| DOCUMENT SECTION |
════════════════

You will tell me that these fears are extravagant and chimerical. I answer, they are so; but they are so only because the designs of the slaveholders must and can be defeated. But it is only the possibility of defeat that renders them so. They cannot be defeated by inactivity. There is no escape from them, compatible with non-resistance. How, then, and in what way, shall the necessary resistance be made. There is only one way. The democratic party must be permanently dislodged from the government. The reason is, that the democratic party is inextricably committed to the designs of the slaveholders, which I have described. Let me be well understood. I do not charge that the democratic candidates for public office now before the people are pledged to — much less that the democratic masses who support them really adopt — those atrocious and dangerous designs. Candidates may, and generally do, mean to act justly, wisely and patriotically, when they shall be elected; but they become the ministers and servants, not the dictators, of the power which elects them. The policy which a party shall pursue at a future period is only gradually developed, depending on the occurrence of events never fully foreknown. The motives of men, whether acting as electors or in any other capacity, are generally pure. Nevertheless, it is not more true that "hell is paved with good intentions," than it is that earth is covered with wrecks resulting from innocent and amiable motives.

The very constitution of the democratic party commits it to execute all the designs of the slaveholders, whatever they may be. It is not a party of the whole Union, of all the free states and of all the slave states; nor yet is it a party of the free states in the north and in the northwest; but it is a sectional and local party, having practically its seat within the slave states, and counting its constituency chiefly and almost exclusively there. Of all its representatives in congress and in the electoral colleges, two-thirds uniformly come from these states. Its great element of strength lies in the vote of the slaveholders, augmented by the representation of three-fifths of the slaves. Deprive the democratic party of this strength, and it would be a helpless and hopeless minority, incapable of continued organization. The democratic party, being thus local and sectional, acquires new strength from the admission of every new slave state, and loses relatively by the admission of every new free state into the Union.

════════════════

| DATA SECTION |
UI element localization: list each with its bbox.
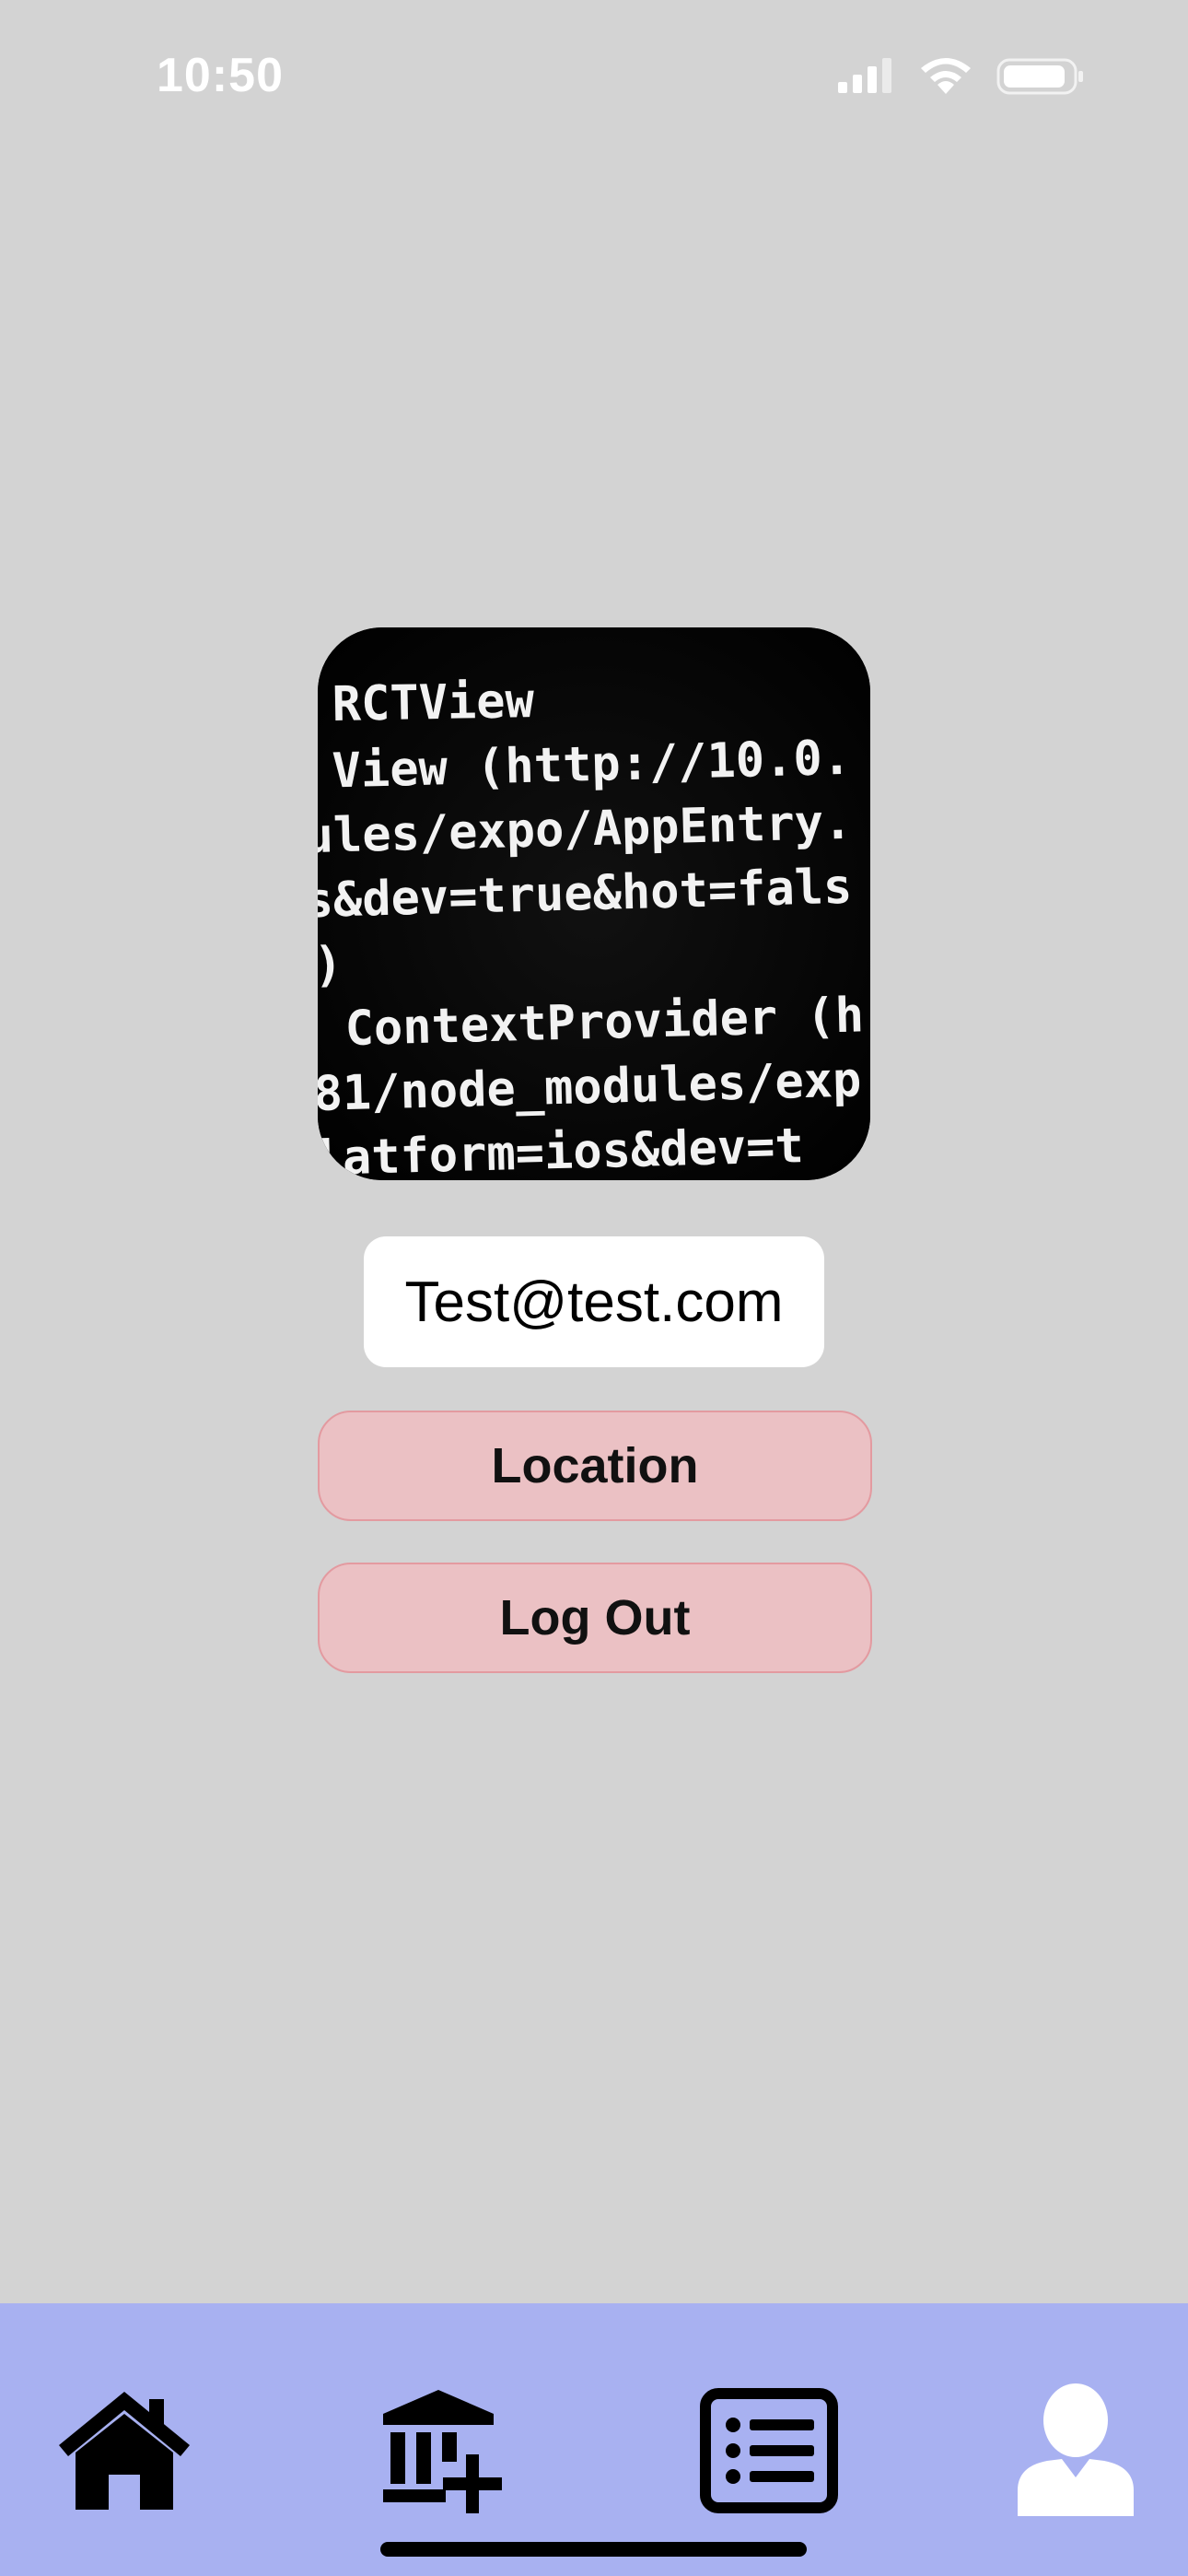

════════════════

| WHAT TO PRODUCE |
Answer these questions using the passage on the democratic party and the slaveholders.
1. What is the only way the passage gives for making the necessary resistance?
2. What share of the party's representatives in congress and the electoral colleges uniformly come from the slave states?
3. What does the party acquire from the admission of every new slave state?

| RIGHT ANSWER |
1. The democratic party must be permanently dislodged from the government.
2. Two-thirds.
3. New strength.